Challenge ::
Below are the records; pull every line that includes "this".

Listed records ::
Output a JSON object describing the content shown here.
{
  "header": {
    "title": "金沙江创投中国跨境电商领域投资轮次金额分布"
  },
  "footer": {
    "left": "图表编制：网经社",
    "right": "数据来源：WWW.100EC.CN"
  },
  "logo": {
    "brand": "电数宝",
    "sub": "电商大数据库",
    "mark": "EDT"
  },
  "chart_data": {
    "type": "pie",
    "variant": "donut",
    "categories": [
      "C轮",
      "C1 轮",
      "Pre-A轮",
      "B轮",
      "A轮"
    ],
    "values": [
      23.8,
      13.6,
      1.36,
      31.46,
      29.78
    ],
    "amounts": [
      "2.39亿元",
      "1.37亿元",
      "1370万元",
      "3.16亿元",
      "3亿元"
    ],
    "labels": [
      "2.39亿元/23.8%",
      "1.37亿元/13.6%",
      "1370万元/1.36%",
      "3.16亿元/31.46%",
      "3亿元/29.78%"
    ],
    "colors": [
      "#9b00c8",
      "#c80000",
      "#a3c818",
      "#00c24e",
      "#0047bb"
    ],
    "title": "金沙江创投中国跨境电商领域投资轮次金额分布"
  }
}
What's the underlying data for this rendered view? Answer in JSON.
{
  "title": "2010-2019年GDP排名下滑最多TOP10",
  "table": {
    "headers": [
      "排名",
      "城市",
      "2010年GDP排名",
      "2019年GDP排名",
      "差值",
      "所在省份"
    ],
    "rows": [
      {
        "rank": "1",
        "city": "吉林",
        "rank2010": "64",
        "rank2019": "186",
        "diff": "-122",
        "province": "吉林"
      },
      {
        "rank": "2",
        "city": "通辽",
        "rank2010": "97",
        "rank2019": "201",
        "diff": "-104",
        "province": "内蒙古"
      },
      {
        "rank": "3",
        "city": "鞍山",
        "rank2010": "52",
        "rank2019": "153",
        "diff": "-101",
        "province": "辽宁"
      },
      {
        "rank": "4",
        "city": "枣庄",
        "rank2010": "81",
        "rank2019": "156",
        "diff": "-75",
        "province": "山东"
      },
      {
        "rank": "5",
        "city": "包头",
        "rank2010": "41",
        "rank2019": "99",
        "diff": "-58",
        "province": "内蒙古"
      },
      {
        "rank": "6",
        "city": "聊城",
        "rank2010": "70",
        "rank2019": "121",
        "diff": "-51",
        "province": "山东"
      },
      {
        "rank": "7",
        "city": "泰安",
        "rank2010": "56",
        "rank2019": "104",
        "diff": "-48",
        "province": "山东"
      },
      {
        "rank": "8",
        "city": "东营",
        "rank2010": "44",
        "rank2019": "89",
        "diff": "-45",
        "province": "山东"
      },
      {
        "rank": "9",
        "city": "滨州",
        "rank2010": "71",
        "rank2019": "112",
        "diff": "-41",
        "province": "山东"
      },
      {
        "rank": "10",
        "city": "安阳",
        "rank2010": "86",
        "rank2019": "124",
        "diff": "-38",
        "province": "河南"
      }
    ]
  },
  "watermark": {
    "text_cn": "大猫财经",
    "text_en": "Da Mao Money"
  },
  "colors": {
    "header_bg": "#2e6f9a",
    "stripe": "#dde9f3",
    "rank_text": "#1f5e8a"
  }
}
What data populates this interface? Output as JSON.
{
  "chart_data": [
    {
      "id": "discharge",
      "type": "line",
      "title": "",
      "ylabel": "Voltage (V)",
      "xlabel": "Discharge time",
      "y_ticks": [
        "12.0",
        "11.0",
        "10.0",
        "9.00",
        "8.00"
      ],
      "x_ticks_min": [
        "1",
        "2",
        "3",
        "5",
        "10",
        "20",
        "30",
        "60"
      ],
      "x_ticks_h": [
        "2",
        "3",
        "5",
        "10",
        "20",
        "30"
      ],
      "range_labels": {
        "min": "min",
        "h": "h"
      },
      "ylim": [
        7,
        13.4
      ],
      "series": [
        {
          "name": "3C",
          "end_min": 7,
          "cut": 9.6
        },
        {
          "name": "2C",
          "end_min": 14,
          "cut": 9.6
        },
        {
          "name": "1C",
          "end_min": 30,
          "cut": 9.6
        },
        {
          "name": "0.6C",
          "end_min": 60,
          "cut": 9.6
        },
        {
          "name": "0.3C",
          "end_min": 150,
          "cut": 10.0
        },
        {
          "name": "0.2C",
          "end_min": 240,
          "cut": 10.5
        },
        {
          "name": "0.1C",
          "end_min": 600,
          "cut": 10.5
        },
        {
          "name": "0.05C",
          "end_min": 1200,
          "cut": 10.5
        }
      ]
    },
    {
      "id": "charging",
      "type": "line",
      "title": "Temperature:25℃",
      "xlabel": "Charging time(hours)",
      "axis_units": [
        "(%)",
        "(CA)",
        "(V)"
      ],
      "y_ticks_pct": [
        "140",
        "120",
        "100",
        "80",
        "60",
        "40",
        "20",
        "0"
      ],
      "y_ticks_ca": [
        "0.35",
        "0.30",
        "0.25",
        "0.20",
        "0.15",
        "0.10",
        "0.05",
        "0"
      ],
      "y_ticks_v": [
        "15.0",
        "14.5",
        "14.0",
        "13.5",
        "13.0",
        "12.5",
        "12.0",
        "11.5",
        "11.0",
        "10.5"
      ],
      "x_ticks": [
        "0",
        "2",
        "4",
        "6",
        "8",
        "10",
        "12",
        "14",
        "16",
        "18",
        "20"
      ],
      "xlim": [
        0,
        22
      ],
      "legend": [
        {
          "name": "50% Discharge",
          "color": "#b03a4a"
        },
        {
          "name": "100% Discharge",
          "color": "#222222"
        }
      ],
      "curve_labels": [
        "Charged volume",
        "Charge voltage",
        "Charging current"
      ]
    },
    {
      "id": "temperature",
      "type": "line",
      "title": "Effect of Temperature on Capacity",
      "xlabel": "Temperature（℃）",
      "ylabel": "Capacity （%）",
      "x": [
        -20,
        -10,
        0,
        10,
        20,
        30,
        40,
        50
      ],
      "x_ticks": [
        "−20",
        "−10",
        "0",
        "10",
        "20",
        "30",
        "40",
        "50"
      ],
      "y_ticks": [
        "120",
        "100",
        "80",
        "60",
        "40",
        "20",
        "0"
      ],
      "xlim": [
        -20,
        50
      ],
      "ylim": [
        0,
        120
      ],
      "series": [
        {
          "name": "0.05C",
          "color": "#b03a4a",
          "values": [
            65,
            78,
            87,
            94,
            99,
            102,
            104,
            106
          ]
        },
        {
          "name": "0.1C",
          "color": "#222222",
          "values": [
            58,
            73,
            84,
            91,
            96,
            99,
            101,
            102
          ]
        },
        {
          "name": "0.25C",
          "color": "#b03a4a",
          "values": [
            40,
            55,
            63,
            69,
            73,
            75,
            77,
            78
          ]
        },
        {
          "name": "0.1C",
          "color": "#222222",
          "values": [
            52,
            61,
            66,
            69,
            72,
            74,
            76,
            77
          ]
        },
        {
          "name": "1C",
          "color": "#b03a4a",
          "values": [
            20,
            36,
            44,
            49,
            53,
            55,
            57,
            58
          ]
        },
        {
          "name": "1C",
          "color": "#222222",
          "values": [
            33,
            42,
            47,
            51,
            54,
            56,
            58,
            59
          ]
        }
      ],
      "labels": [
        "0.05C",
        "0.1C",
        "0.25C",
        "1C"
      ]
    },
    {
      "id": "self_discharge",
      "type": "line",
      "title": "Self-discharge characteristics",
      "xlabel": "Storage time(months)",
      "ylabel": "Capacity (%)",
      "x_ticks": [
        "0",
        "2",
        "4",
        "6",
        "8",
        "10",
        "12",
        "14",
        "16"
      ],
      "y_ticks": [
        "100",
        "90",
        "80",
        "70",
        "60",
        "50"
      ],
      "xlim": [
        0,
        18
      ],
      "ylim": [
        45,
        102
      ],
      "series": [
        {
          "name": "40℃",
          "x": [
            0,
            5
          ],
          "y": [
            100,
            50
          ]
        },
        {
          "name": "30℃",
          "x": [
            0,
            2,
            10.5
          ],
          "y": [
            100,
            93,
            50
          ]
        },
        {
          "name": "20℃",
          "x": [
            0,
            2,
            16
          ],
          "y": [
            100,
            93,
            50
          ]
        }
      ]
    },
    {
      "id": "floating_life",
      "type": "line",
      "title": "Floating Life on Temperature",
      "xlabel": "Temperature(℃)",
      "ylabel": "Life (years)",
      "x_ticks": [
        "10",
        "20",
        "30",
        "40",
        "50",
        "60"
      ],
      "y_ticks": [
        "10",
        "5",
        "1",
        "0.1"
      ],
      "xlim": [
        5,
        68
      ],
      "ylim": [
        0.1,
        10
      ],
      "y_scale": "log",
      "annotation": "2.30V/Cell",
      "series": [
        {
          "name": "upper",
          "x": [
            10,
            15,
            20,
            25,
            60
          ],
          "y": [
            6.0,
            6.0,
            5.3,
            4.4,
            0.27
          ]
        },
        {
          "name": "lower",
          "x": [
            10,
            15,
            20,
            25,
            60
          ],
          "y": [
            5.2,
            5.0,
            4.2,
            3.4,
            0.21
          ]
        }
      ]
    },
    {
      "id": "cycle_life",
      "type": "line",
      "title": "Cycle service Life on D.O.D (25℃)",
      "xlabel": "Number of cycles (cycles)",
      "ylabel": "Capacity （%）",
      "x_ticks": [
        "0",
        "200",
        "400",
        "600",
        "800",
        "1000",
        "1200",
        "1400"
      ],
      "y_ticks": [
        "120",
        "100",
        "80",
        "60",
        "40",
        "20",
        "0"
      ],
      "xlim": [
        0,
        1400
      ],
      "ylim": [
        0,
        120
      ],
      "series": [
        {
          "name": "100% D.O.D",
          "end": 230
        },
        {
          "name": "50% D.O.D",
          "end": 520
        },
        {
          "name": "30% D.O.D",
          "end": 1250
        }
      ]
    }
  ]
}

Expected output ::
What's the underlying data for this rendered view? Answer in JSON.
What data populates this interface? Output as JSON.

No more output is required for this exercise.